++++ Excerpted data

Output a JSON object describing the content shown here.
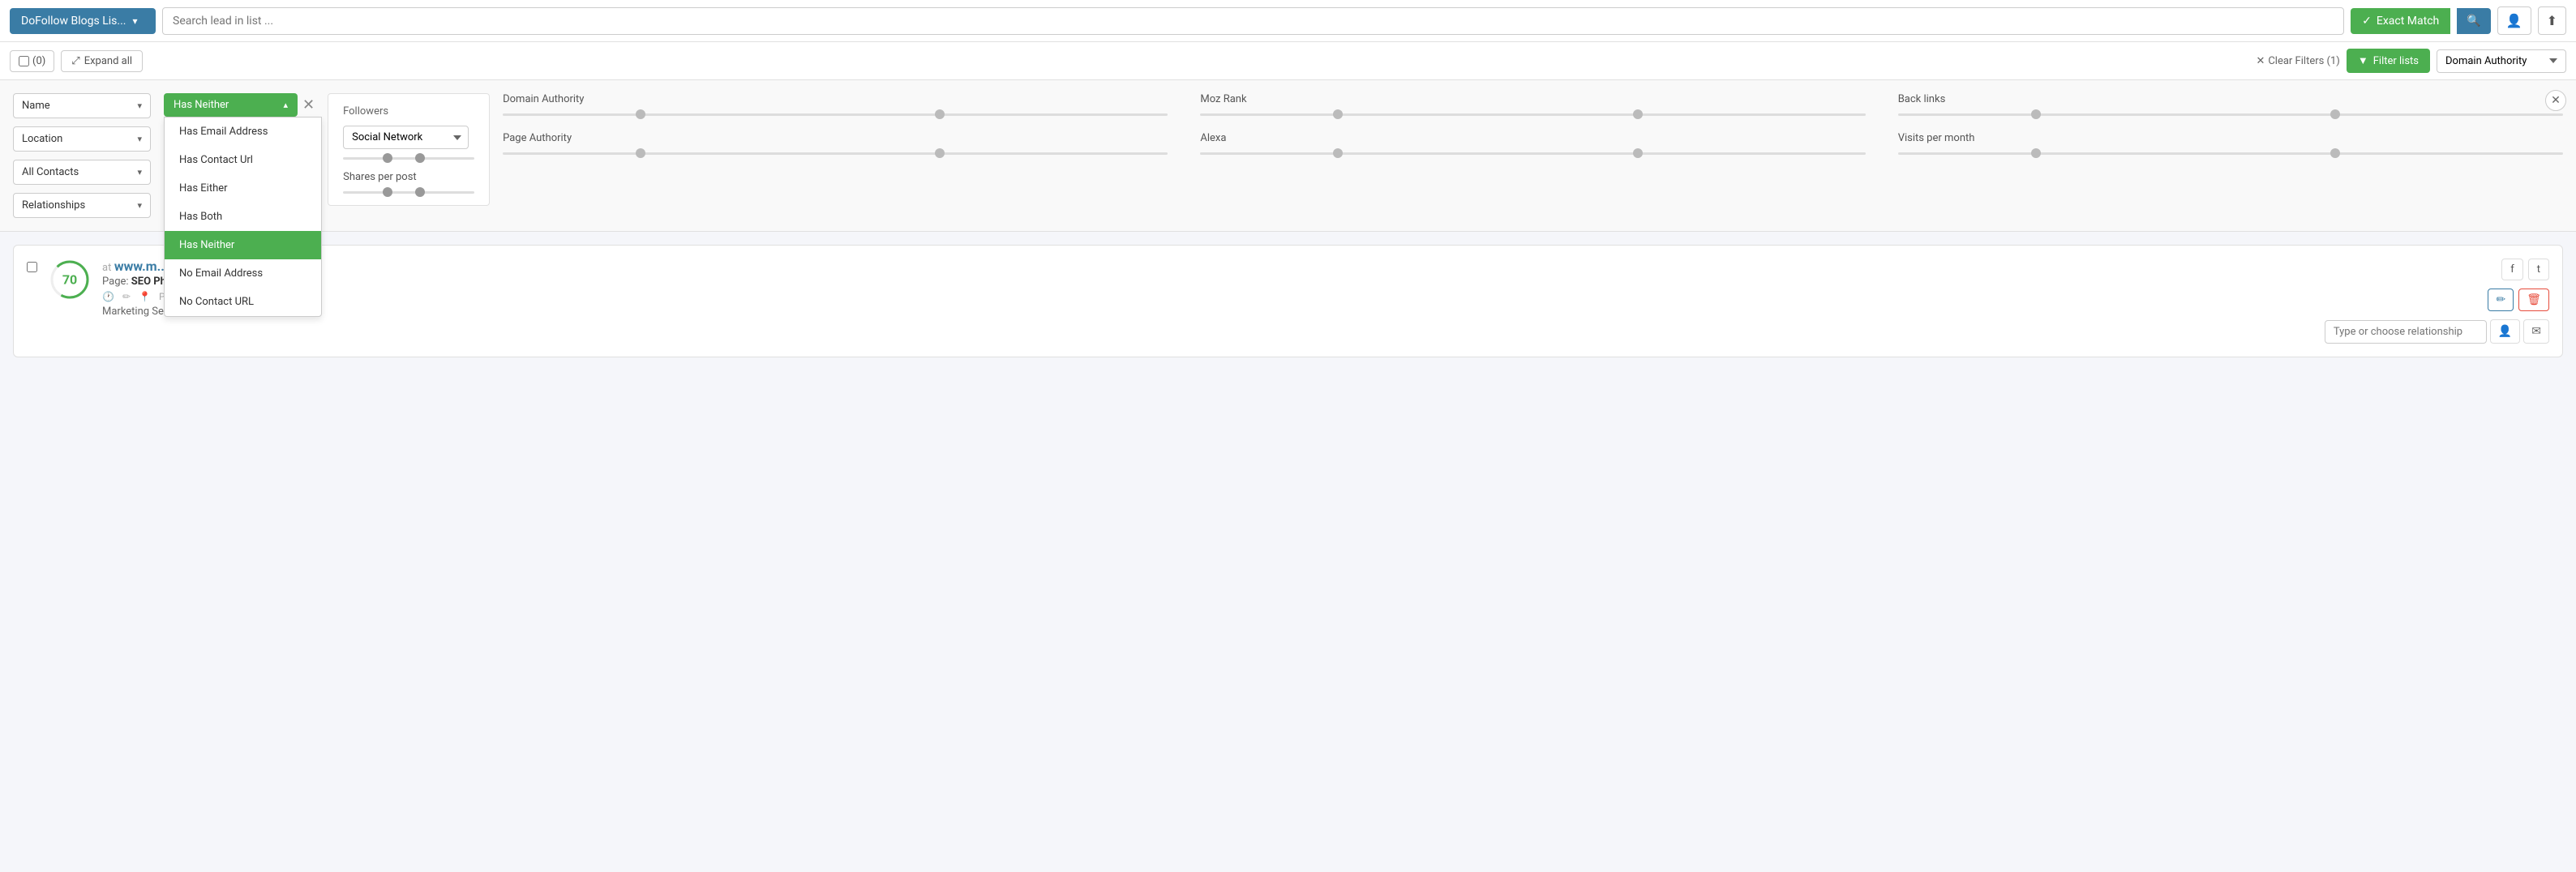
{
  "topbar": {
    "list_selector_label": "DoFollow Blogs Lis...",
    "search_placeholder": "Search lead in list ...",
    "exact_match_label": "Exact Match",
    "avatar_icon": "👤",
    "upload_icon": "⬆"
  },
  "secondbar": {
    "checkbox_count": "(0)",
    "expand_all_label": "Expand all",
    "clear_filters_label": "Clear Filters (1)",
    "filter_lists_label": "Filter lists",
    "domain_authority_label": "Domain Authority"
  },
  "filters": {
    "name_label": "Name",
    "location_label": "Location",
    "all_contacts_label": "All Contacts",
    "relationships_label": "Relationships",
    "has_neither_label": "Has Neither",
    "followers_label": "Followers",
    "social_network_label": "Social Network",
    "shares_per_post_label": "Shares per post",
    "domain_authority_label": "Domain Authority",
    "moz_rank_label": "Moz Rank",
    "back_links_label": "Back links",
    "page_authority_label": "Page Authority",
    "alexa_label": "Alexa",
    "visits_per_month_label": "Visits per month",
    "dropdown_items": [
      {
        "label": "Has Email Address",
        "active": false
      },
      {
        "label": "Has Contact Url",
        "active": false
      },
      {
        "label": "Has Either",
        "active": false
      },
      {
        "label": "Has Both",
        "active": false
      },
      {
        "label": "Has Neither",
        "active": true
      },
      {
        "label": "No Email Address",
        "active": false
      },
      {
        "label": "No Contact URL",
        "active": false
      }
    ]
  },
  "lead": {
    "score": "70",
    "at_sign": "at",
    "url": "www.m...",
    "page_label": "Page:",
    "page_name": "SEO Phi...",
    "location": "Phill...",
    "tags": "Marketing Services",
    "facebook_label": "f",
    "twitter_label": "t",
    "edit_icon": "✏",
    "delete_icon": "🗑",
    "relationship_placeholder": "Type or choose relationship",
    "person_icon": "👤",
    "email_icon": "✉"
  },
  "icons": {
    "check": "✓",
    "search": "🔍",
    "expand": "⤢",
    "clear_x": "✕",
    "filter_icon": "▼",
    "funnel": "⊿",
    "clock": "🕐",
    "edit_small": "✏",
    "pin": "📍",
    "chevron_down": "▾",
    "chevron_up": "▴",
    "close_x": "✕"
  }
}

++++++++
++++ Excerpted data

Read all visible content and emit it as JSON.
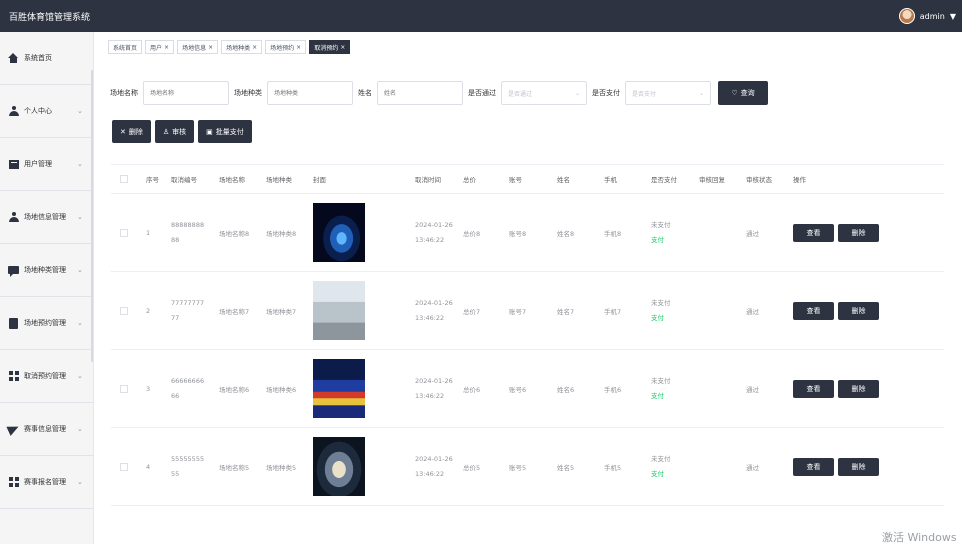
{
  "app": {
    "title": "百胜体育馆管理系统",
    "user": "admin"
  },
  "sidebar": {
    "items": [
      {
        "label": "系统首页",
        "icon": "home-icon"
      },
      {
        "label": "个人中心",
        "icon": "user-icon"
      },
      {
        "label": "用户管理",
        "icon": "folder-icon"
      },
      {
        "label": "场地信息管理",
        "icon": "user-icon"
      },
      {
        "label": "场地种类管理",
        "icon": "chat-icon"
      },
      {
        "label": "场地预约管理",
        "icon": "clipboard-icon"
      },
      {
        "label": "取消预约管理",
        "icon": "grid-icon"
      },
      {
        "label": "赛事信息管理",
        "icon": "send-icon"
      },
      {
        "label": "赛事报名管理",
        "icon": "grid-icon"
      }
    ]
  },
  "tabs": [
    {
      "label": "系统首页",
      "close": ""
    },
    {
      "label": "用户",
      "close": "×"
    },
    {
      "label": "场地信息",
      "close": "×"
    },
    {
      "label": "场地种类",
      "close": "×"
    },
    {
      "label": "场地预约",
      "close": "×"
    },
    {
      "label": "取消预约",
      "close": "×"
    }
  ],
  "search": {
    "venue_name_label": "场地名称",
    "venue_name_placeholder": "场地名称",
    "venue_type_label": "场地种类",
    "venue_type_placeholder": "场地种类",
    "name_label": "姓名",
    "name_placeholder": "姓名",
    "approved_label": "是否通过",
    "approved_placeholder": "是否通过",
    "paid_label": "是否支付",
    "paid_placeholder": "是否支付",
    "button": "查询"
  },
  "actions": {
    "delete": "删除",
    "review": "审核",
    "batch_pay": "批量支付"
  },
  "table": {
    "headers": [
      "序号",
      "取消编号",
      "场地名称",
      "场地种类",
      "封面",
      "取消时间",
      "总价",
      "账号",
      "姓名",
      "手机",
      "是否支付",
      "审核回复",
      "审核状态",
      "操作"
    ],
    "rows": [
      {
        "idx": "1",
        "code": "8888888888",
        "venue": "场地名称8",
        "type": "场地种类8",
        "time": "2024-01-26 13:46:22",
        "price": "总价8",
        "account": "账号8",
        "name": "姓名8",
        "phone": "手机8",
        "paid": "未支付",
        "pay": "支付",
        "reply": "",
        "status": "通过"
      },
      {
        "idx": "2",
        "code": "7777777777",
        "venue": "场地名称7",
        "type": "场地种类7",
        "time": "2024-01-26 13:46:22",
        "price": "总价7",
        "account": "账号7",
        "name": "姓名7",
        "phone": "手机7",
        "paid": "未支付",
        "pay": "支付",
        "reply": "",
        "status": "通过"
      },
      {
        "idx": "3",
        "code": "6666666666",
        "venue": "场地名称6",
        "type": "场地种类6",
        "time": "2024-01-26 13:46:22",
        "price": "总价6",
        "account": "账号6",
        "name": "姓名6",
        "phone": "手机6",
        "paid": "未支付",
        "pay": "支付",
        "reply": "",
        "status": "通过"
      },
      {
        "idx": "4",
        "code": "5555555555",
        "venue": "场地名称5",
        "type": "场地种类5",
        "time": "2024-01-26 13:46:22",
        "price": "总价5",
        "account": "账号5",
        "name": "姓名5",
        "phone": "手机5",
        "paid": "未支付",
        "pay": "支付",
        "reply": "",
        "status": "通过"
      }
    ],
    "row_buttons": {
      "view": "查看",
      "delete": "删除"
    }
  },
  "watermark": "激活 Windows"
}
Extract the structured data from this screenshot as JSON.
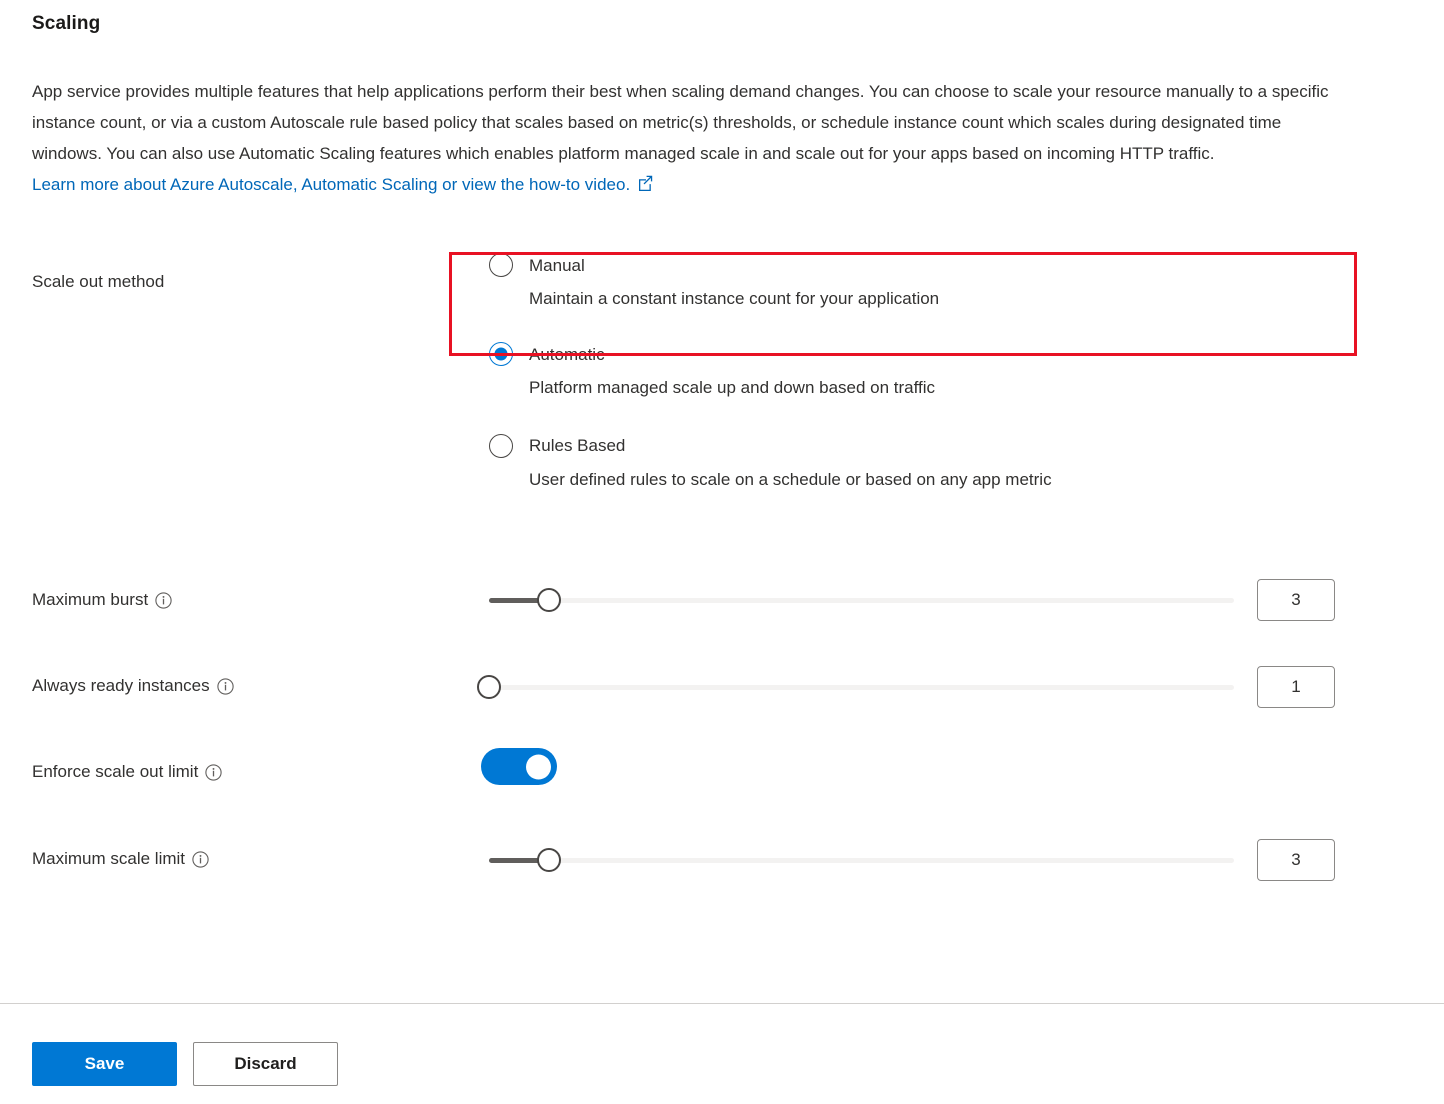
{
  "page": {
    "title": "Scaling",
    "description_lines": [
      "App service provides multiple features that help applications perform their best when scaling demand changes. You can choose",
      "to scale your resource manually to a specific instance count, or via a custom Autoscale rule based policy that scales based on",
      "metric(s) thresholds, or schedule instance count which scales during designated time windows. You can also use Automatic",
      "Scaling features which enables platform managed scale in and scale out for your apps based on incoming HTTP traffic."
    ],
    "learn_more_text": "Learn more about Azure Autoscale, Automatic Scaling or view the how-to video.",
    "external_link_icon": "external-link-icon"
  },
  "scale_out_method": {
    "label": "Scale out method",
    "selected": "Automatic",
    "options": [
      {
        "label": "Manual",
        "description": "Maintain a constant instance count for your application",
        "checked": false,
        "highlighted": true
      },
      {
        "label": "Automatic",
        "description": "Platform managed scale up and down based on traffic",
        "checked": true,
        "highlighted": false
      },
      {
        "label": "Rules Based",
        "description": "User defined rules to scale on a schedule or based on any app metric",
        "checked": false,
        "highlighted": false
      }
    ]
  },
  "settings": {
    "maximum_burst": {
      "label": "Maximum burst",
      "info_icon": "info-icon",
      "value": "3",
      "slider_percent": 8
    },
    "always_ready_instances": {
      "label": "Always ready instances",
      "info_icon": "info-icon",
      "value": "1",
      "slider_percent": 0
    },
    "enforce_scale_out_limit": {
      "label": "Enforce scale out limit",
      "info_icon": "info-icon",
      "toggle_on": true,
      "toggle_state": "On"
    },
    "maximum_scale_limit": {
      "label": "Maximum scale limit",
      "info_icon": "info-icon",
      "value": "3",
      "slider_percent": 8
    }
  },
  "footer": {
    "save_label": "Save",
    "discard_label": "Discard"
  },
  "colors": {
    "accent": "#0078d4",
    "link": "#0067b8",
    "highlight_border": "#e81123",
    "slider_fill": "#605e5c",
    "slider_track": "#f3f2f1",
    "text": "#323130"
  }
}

++++++++

[Task statement]: Check the data for the word "JSON" and pull out the lines that have it.

[Result for this exercise]:
Output a JSON object describing the content shown here.
Read all visible content and emit it as JSON.
Extract the structured data from this screenshot as JSON.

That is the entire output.